The exercise
Every record must be transcribed in its entirety, apart from the images, which are to be omitted.

(Saved entries)
--- --- ---

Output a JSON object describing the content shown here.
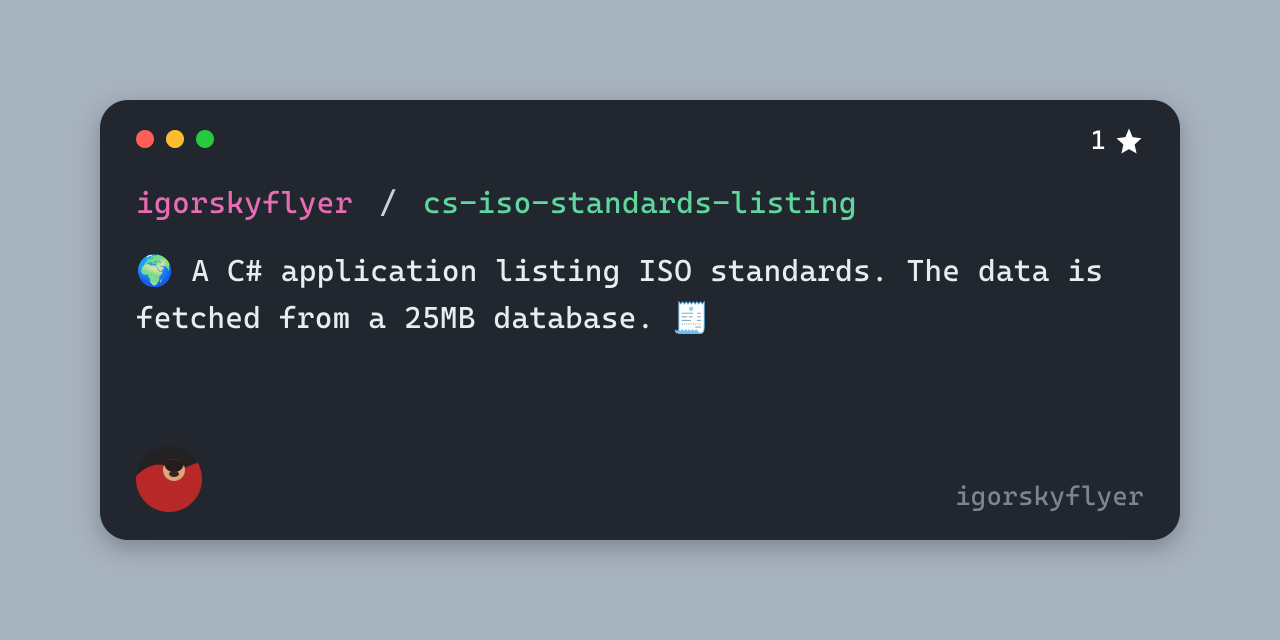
{
  "stars": {
    "count": "1"
  },
  "repo": {
    "owner": "igorskyflyer",
    "separator": "/",
    "name": "cs-iso-standards-listing"
  },
  "description": {
    "text": "🌍 A C# application listing ISO standards. The data is fetched from a 25MB database. 🧾"
  },
  "watermark": {
    "text": "igorskyflyer"
  }
}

--- --- ---

Correct response
Output a JSON object describing the content shown here.
{
  "stars": {
    "count": "1"
  },
  "repo": {
    "owner": "igorskyflyer",
    "separator": "/",
    "name": "cs-iso-standards-listing"
  },
  "description": {
    "text": "🌍 A C# application listing ISO standards. The data is fetched from a 25MB database. 🧾"
  },
  "watermark": {
    "text": "igorskyflyer"
  }
}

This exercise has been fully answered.